Records for processing.
********
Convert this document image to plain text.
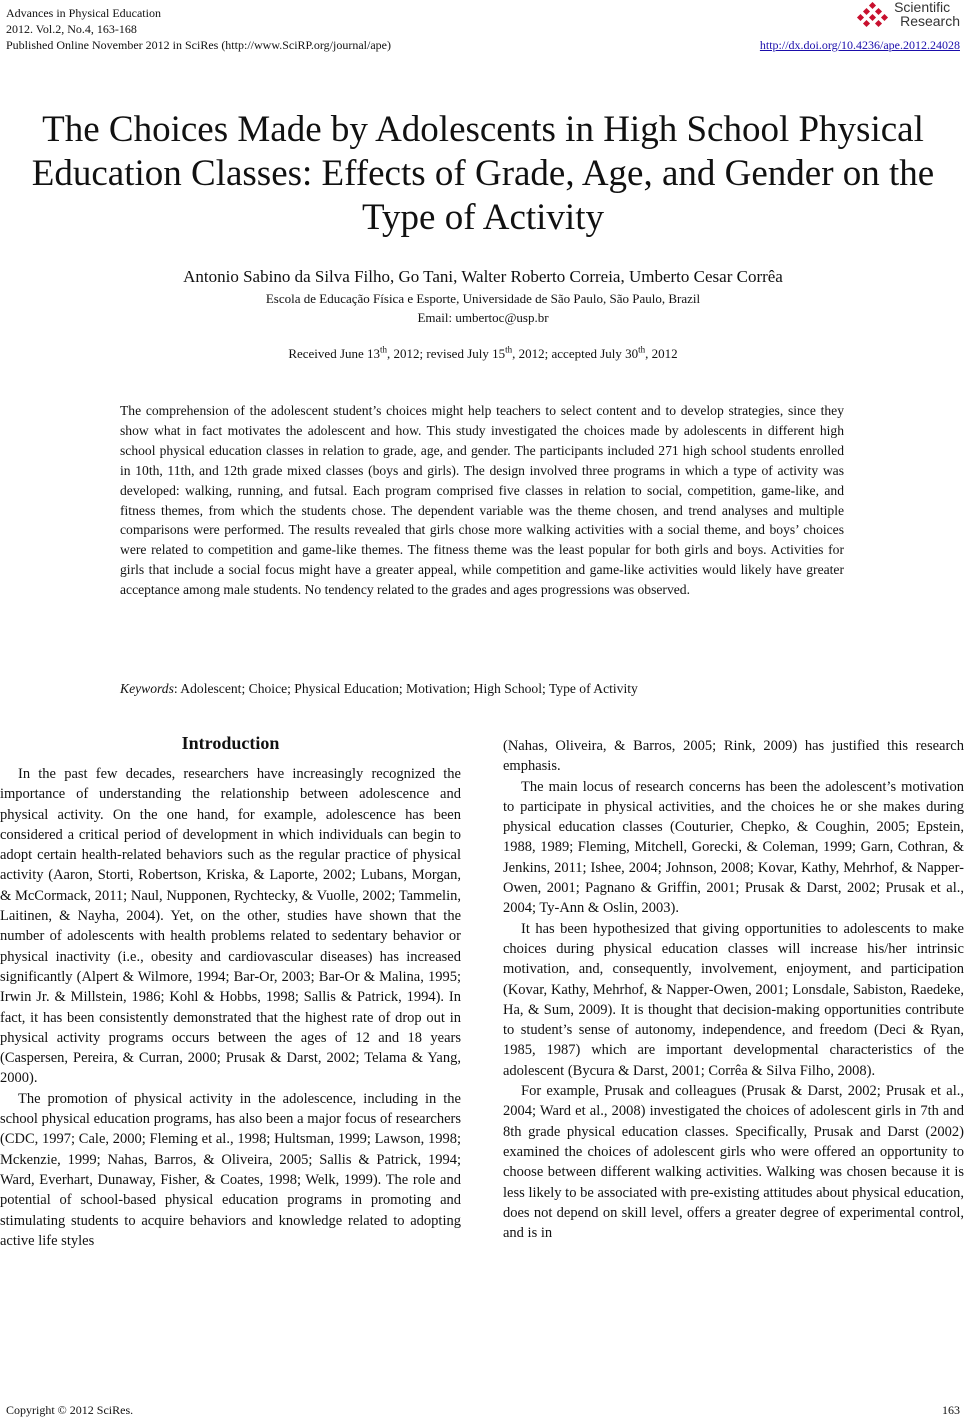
Advances in Physical Education
2012. Vol.2, No.4, 163-168
Published Online November 2012 in SciRes (http://www.SciRP.org/journal/ape)
Scientific
Research
http://dx.doi.org/10.4236/ape.2012.24028
The Choices Made by Adolescents in High School Physical Education Classes: Effects of Grade, Age, and Gender on the Type of Activity
Antonio Sabino da Silva Filho, Go Tani, Walter Roberto Correia, Umberto Cesar Corrêa
Escola de Educação Física e Esporte, Universidade de São Paulo, São Paulo, Brazil
Email: umbertoc@usp.br
Received June 13th, 2012; revised July 15th, 2012; accepted July 30th, 2012

The comprehension of the adolescent student’s choices might help teachers to select content and to develop strategies, since they show what in fact motivates the adolescent and how. This study investigated the choices made by adolescents in different high school physical education classes in relation to grade, age, and gender. The participants included 271 high school students enrolled in 10th, 11th, and 12th grade mixed classes (boys and girls). The design involved three programs in which a type of activity was developed: walking, running, and futsal. Each program comprised five classes in relation to social, competition, game-like, and fitness themes, from which the students chose. The dependent variable was the theme chosen, and trend analyses and multiple comparisons were performed. The results revealed that girls chose more walking activities with a social theme, and boys’ choices were related to competition and game-like themes. The fitness theme was the least popular for both girls and boys. Activities for girls that include a social focus might have a greater appeal, while competition and game-like activities would likely have greater acceptance among male students. No tendency related to the grades and ages progressions was observed.

Keywords: Adolescent; Choice; Physical Education; Motivation; High School; Type of Activity
Introduction

In the past few decades, researchers have increasingly recognized the importance of understanding the relationship between adolescence and physical activity. On the one hand, for example, adolescence has been considered a critical period of development in which individuals can begin to adopt certain health-related behaviors such as the regular practice of physical activity (Aaron, Storti, Robertson, Kriska, & Laporte, 2002; Lubans, Morgan, & McCormack, 2011; Naul, Nupponen, Rychtecky, & Vuolle, 2002; Tammelin, Laitinen, & Nayha, 2004). Yet, on the other, studies have shown that the number of adolescents with health problems related to sedentary behavior or physical inactivity (i.e., obesity and cardiovascular diseases) has increased significantly (Alpert & Wilmore, 1994; Bar-Or, 2003; Bar-Or & Malina, 1995; Irwin Jr. & Millstein, 1986; Kohl & Hobbs, 1998; Sallis & Patrick, 1994). In fact, it has been consistently demonstrated that the highest rate of drop out in physical activity programs occurs between the ages of 12 and 18 years (Caspersen, Pereira, & Curran, 2000; Prusak & Darst, 2002; Telama & Yang, 2000).

The promotion of physical activity in the adolescence, including in the school physical education programs, has also been a major focus of researchers (CDC, 1997; Cale, 2000; Fleming et al., 1998; Hultsman, 1999; Lawson, 1998; Mckenzie, 1999; Nahas, Barros, & Oliveira, 2005; Sallis & Patrick, 1994; Ward, Everhart, Dunaway, Fisher, & Coates, 1998; Welk, 1999). The role and potential of school-based physical education programs in promoting and stimulating students to acquire behaviors and knowledge related to adopting active life styles

(Nahas, Oliveira, & Barros, 2005; Rink, 2009) has justified this research emphasis.

The main locus of research concerns has been the adolescent’s motivation to participate in physical activities, and the choices he or she makes during physical education classes (Couturier, Chepko, & Coughin, 2005; Epstein, 1988, 1989; Fleming, Mitchell, Gorecki, & Coleman, 1999; Garn, Cothran, & Jenkins, 2011; Ishee, 2004; Johnson, 2008; Kovar, Kathy, Mehrhof, & Napper-Owen, 2001; Pagnano & Griffin, 2001; Prusak & Darst, 2002; Prusak et al., 2004; Ty-Ann & Oslin, 2003).

It has been hypothesized that giving opportunities to adolescents to make choices during physical education classes will increase his/her intrinsic motivation, and, consequently, involvement, enjoyment, and participation (Kovar, Kathy, Mehrhof, & Napper-Owen, 2001; Lonsdale, Sabiston, Raedeke, Ha, & Sum, 2009). It is thought that decision-making opportunities contribute to student’s sense of autonomy, independence, and freedom (Deci & Ryan, 1985, 1987) which are important developmental characteristics of the adolescent (Bycura & Darst, 2001; Corrêa & Silva Filho, 2008).

For example, Prusak and colleagues (Prusak & Darst, 2002; Prusak et al., 2004; Ward et al., 2008) investigated the choices of adolescent girls in 7th and 8th grade physical education classes. Specifically, Prusak and Darst (2002) examined the choices of adolescent girls who were offered an opportunity to choose between different walking activities. Walking was chosen because it is less likely to be associated with pre-existing attitudes about physical education, does not depend on skill level, offers a greater degree of experimental control, and is in

Copyright © 2012 SciRes.	163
********
Instructions to follow. Print the whole listing above once more, word for word, without its pictures.

Result of the exercise.
Convert this document image to plain text.
Advances in Physical Education
2012. Vol.2, No.4, 163-168
Published Online November 2012 in SciRes (http://www.SciRP.org/journal/ape)
Scientific
Research
http://dx.doi.org/10.4236/ape.2012.24028
The Choices Made by Adolescents in High School Physical Education Classes: Effects of Grade, Age, and Gender on the Type of Activity
Antonio Sabino da Silva Filho, Go Tani, Walter Roberto Correia, Umberto Cesar Corrêa
Escola de Educação Física e Esporte, Universidade de São Paulo, São Paulo, Brazil
Email: umbertoc@usp.br
Received June 13th, 2012; revised July 15th, 2012; accepted July 30th, 2012

The comprehension of the adolescent student’s choices might help teachers to select content and to develop strategies, since they show what in fact motivates the adolescent and how. This study investigated the choices made by adolescents in different high school physical education classes in relation to grade, age, and gender. The participants included 271 high school students enrolled in 10th, 11th, and 12th grade mixed classes (boys and girls). The design involved three programs in which a type of activity was developed: walking, running, and futsal. Each program comprised five classes in relation to social, competition, game-like, and fitness themes, from which the students chose. The dependent variable was the theme chosen, and trend analyses and multiple comparisons were performed. The results revealed that girls chose more walking activities with a social theme, and boys’ choices were related to competition and game-like themes. The fitness theme was the least popular for both girls and boys. Activities for girls that include a social focus might have a greater appeal, while competition and game-like activities would likely have greater acceptance among male students. No tendency related to the grades and ages progressions was observed.

Keywords: Adolescent; Choice; Physical Education; Motivation; High School; Type of Activity
Introduction

In the past few decades, researchers have increasingly recognized the importance of understanding the relationship between adolescence and physical activity. On the one hand, for example, adolescence has been considered a critical period of development in which individuals can begin to adopt certain health-related behaviors such as the regular practice of physical activity (Aaron, Storti, Robertson, Kriska, & Laporte, 2002; Lubans, Morgan, & McCormack, 2011; Naul, Nupponen, Rychtecky, & Vuolle, 2002; Tammelin, Laitinen, & Nayha, 2004). Yet, on the other, studies have shown that the number of adolescents with health problems related to sedentary behavior or physical inactivity (i.e., obesity and cardiovascular diseases) has increased significantly (Alpert & Wilmore, 1994; Bar-Or, 2003; Bar-Or & Malina, 1995; Irwin Jr. & Millstein, 1986; Kohl & Hobbs, 1998; Sallis & Patrick, 1994). In fact, it has been consistently demonstrated that the highest rate of drop out in physical activity programs occurs between the ages of 12 and 18 years (Caspersen, Pereira, & Curran, 2000; Prusak & Darst, 2002; Telama & Yang, 2000).

The promotion of physical activity in the adolescence, including in the school physical education programs, has also been a major focus of researchers (CDC, 1997; Cale, 2000; Fleming et al., 1998; Hultsman, 1999; Lawson, 1998; Mckenzie, 1999; Nahas, Barros, & Oliveira, 2005; Sallis & Patrick, 1994; Ward, Everhart, Dunaway, Fisher, & Coates, 1998; Welk, 1999). The role and potential of school-based physical education programs in promoting and stimulating students to acquire behaviors and knowledge related to adopting active life styles

(Nahas, Oliveira, & Barros, 2005; Rink, 2009) has justified this research emphasis.

The main locus of research concerns has been the adolescent’s motivation to participate in physical activities, and the choices he or she makes during physical education classes (Couturier, Chepko, & Coughin, 2005; Epstein, 1988, 1989; Fleming, Mitchell, Gorecki, & Coleman, 1999; Garn, Cothran, & Jenkins, 2011; Ishee, 2004; Johnson, 2008; Kovar, Kathy, Mehrhof, & Napper-Owen, 2001; Pagnano & Griffin, 2001; Prusak & Darst, 2002; Prusak et al., 2004; Ty-Ann & Oslin, 2003).

It has been hypothesized that giving opportunities to adolescents to make choices during physical education classes will increase his/her intrinsic motivation, and, consequently, involvement, enjoyment, and participation (Kovar, Kathy, Mehrhof, & Napper-Owen, 2001; Lonsdale, Sabiston, Raedeke, Ha, & Sum, 2009). It is thought that decision-making opportunities contribute to student’s sense of autonomy, independence, and freedom (Deci & Ryan, 1985, 1987) which are important developmental characteristics of the adolescent (Bycura & Darst, 2001; Corrêa & Silva Filho, 2008).

For example, Prusak and colleagues (Prusak & Darst, 2002; Prusak et al., 2004; Ward et al., 2008) investigated the choices of adolescent girls in 7th and 8th grade physical education classes. Specifically, Prusak and Darst (2002) examined the choices of adolescent girls who were offered an opportunity to choose between different walking activities. Walking was chosen because it is less likely to be associated with pre-existing attitudes about physical education, does not depend on skill level, offers a greater degree of experimental control, and is in

Copyright © 2012 SciRes.	163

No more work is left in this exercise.